**Records provided:**
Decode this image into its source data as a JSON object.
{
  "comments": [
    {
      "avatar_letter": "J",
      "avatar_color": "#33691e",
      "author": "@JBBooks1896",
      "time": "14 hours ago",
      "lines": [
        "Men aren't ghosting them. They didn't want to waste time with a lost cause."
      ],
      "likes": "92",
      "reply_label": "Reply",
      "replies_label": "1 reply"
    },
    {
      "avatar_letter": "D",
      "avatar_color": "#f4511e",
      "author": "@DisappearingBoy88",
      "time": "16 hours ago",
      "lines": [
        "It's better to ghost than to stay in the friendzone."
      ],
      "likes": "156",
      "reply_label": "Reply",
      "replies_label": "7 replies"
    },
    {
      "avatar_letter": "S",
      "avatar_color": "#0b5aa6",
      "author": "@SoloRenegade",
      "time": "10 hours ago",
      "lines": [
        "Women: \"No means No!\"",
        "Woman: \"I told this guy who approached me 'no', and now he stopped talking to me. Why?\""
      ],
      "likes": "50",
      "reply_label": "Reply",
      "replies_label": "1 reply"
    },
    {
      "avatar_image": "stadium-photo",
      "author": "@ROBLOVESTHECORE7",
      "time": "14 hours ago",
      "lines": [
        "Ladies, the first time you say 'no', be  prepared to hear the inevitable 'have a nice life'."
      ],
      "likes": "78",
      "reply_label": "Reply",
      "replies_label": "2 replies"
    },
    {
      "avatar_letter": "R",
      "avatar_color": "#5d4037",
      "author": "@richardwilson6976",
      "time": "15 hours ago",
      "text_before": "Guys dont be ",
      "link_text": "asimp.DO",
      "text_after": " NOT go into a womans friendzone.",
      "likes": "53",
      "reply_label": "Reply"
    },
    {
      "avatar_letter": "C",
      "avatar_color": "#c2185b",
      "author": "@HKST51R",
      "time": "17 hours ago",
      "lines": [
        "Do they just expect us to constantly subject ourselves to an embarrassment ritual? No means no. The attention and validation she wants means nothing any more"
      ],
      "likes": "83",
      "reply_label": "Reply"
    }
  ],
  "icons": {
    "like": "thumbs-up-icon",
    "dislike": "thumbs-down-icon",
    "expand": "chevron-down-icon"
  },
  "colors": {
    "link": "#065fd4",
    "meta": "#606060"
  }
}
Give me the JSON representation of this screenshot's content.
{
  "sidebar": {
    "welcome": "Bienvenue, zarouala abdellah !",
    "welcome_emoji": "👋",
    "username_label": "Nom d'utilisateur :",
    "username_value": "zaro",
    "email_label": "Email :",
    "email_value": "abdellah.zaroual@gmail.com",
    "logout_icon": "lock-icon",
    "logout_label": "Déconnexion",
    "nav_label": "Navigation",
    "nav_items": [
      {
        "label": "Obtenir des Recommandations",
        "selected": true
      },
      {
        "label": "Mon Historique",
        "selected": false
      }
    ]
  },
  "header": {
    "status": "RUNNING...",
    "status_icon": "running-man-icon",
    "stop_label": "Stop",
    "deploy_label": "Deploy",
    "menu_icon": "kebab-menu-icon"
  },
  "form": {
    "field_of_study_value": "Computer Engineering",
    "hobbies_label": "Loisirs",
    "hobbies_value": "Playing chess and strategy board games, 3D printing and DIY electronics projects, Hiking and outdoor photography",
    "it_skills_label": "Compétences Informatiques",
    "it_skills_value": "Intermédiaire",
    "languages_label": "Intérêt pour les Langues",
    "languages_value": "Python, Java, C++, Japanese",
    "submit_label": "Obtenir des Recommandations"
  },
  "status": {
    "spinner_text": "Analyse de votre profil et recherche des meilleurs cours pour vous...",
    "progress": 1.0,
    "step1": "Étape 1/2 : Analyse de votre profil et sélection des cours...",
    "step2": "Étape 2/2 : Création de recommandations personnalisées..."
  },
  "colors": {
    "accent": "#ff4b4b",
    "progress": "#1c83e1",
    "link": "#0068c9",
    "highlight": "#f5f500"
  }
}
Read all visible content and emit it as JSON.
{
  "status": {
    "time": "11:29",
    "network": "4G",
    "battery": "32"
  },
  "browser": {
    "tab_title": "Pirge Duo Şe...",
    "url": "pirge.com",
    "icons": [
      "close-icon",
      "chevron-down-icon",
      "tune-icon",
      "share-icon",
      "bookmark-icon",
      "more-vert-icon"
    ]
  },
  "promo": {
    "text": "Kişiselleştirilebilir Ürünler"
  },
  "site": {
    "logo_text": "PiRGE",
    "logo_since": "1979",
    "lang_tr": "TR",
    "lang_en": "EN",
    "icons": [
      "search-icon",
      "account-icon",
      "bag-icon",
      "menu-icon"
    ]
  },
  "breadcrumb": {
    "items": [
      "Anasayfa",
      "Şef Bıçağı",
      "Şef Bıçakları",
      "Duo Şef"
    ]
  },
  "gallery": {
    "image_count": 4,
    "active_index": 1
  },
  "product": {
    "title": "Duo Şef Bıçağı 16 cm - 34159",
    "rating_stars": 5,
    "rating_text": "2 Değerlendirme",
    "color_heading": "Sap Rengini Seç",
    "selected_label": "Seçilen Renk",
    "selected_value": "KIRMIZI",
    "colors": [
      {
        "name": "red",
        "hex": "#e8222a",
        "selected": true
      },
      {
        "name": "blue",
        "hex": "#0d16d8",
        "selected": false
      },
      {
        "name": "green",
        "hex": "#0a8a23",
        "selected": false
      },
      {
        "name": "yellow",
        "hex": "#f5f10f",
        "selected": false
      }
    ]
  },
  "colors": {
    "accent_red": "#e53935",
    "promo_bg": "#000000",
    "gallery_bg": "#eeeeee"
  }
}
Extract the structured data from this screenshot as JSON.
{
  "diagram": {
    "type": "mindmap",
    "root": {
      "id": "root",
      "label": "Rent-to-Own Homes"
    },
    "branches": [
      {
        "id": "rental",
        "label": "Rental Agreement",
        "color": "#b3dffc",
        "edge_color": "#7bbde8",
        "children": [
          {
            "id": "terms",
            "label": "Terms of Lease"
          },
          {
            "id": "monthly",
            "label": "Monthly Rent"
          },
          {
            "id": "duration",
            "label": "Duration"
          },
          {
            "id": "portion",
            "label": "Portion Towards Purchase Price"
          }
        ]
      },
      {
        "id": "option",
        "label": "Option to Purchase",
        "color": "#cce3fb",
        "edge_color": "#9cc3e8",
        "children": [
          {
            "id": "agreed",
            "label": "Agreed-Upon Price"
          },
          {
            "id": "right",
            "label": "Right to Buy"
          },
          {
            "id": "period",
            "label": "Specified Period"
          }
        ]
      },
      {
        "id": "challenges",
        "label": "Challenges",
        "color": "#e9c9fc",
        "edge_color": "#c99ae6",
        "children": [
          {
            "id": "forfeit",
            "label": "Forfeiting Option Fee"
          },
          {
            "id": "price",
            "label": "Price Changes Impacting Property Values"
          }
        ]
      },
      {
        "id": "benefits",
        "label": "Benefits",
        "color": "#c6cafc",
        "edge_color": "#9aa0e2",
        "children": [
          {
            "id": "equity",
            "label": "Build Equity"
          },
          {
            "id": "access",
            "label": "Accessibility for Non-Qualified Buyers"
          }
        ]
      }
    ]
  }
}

**Prompt:** Your task is to give the records above again, exactly.

**Written solution:**
Decode this image into its source data as a JSON object.
{
  "comments": [
    {
      "avatar_letter": "J",
      "avatar_color": "#33691e",
      "author": "@JBBooks1896",
      "time": "14 hours ago",
      "lines": [
        "Men aren't ghosting them. They didn't want to waste time with a lost cause."
      ],
      "likes": "92",
      "reply_label": "Reply",
      "replies_label": "1 reply"
    },
    {
      "avatar_letter": "D",
      "avatar_color": "#f4511e",
      "author": "@DisappearingBoy88",
      "time": "16 hours ago",
      "lines": [
        "It's better to ghost than to stay in the friendzone."
      ],
      "likes": "156",
      "reply_label": "Reply",
      "replies_label": "7 replies"
    },
    {
      "avatar_letter": "S",
      "avatar_color": "#0b5aa6",
      "author": "@SoloRenegade",
      "time": "10 hours ago",
      "lines": [
        "Women: \"No means No!\"",
        "Woman: \"I told this guy who approached me 'no', and now he stopped talking to me. Why?\""
      ],
      "likes": "50",
      "reply_label": "Reply",
      "replies_label": "1 reply"
    },
    {
      "avatar_image": "stadium-photo",
      "author": "@ROBLOVESTHECORE7",
      "time": "14 hours ago",
      "lines": [
        "Ladies, the first time you say 'no', be  prepared to hear the inevitable 'have a nice life'."
      ],
      "likes": "78",
      "reply_label": "Reply",
      "replies_label": "2 replies"
    },
    {
      "avatar_letter": "R",
      "avatar_color": "#5d4037",
      "author": "@richardwilson6976",
      "time": "15 hours ago",
      "text_before": "Guys dont be ",
      "link_text": "asimp.DO",
      "text_after": " NOT go into a womans friendzone.",
      "likes": "53",
      "reply_label": "Reply"
    },
    {
      "avatar_letter": "C",
      "avatar_color": "#c2185b",
      "author": "@HKST51R",
      "time": "17 hours ago",
      "lines": [
        "Do they just expect us to constantly subject ourselves to an embarrassment ritual? No means no. The attention and validation she wants means nothing any more"
      ],
      "likes": "83",
      "reply_label": "Reply"
    }
  ],
  "icons": {
    "like": "thumbs-up-icon",
    "dislike": "thumbs-down-icon",
    "expand": "chevron-down-icon"
  },
  "colors": {
    "link": "#065fd4",
    "meta": "#606060"
  }
}
Give me the JSON representation of this screenshot's content.
{
  "sidebar": {
    "welcome": "Bienvenue, zarouala abdellah !",
    "welcome_emoji": "👋",
    "username_label": "Nom d'utilisateur :",
    "username_value": "zaro",
    "email_label": "Email :",
    "email_value": "abdellah.zaroual@gmail.com",
    "logout_icon": "lock-icon",
    "logout_label": "Déconnexion",
    "nav_label": "Navigation",
    "nav_items": [
      {
        "label": "Obtenir des Recommandations",
        "selected": true
      },
      {
        "label": "Mon Historique",
        "selected": false
      }
    ]
  },
  "header": {
    "status": "RUNNING...",
    "status_icon": "running-man-icon",
    "stop_label": "Stop",
    "deploy_label": "Deploy",
    "menu_icon": "kebab-menu-icon"
  },
  "form": {
    "field_of_study_value": "Computer Engineering",
    "hobbies_label": "Loisirs",
    "hobbies_value": "Playing chess and strategy board games, 3D printing and DIY electronics projects, Hiking and outdoor photography",
    "it_skills_label": "Compétences Informatiques",
    "it_skills_value": "Intermédiaire",
    "languages_label": "Intérêt pour les Langues",
    "languages_value": "Python, Java, C++, Japanese",
    "submit_label": "Obtenir des Recommandations"
  },
  "status": {
    "spinner_text": "Analyse de votre profil et recherche des meilleurs cours pour vous...",
    "progress": 1.0,
    "step1": "Étape 1/2 : Analyse de votre profil et sélection des cours...",
    "step2": "Étape 2/2 : Création de recommandations personnalisées..."
  },
  "colors": {
    "accent": "#ff4b4b",
    "progress": "#1c83e1",
    "link": "#0068c9",
    "highlight": "#f5f500"
  }
}
Read all visible content and emit it as JSON.
{
  "status": {
    "time": "11:29",
    "network": "4G",
    "battery": "32"
  },
  "browser": {
    "tab_title": "Pirge Duo Şe...",
    "url": "pirge.com",
    "icons": [
      "close-icon",
      "chevron-down-icon",
      "tune-icon",
      "share-icon",
      "bookmark-icon",
      "more-vert-icon"
    ]
  },
  "promo": {
    "text": "Kişiselleştirilebilir Ürünler"
  },
  "site": {
    "logo_text": "PiRGE",
    "logo_since": "1979",
    "lang_tr": "TR",
    "lang_en": "EN",
    "icons": [
      "search-icon",
      "account-icon",
      "bag-icon",
      "menu-icon"
    ]
  },
  "breadcrumb": {
    "items": [
      "Anasayfa",
      "Şef Bıçağı",
      "Şef Bıçakları",
      "Duo Şef"
    ]
  },
  "gallery": {
    "image_count": 4,
    "active_index": 1
  },
  "product": {
    "title": "Duo Şef Bıçağı 16 cm - 34159",
    "rating_stars": 5,
    "rating_text": "2 Değerlendirme",
    "color_heading": "Sap Rengini Seç",
    "selected_label": "Seçilen Renk",
    "selected_value": "KIRMIZI",
    "colors": [
      {
        "name": "red",
        "hex": "#e8222a",
        "selected": true
      },
      {
        "name": "blue",
        "hex": "#0d16d8",
        "selected": false
      },
      {
        "name": "green",
        "hex": "#0a8a23",
        "selected": false
      },
      {
        "name": "yellow",
        "hex": "#f5f10f",
        "selected": false
      }
    ]
  },
  "colors": {
    "accent_red": "#e53935",
    "promo_bg": "#000000",
    "gallery_bg": "#eeeeee"
  }
}
Extract the structured data from this screenshot as JSON.
{
  "diagram": {
    "type": "mindmap",
    "root": {
      "id": "root",
      "label": "Rent-to-Own Homes"
    },
    "branches": [
      {
        "id": "rental",
        "label": "Rental Agreement",
        "color": "#b3dffc",
        "edge_color": "#7bbde8",
        "children": [
          {
            "id": "terms",
            "label": "Terms of Lease"
          },
          {
            "id": "monthly",
            "label": "Monthly Rent"
          },
          {
            "id": "duration",
            "label": "Duration"
          },
          {
            "id": "portion",
            "label": "Portion Towards Purchase Price"
          }
        ]
      },
      {
        "id": "option",
        "label": "Option to Purchase",
        "color": "#cce3fb",
        "edge_color": "#9cc3e8",
        "children": [
          {
            "id": "agreed",
            "label": "Agreed-Upon Price"
          },
          {
            "id": "right",
            "label": "Right to Buy"
          },
          {
            "id": "period",
            "label": "Specified Period"
          }
        ]
      },
      {
        "id": "challenges",
        "label": "Challenges",
        "color": "#e9c9fc",
        "edge_color": "#c99ae6",
        "children": [
          {
            "id": "forfeit",
            "label": "Forfeiting Option Fee"
          },
          {
            "id": "price",
            "label": "Price Changes Impacting Property Values"
          }
        ]
      },
      {
        "id": "benefits",
        "label": "Benefits",
        "color": "#c6cafc",
        "edge_color": "#9aa0e2",
        "children": [
          {
            "id": "equity",
            "label": "Build Equity"
          },
          {
            "id": "access",
            "label": "Accessibility for Non-Qualified Buyers"
          }
        ]
      }
    ]
  }
}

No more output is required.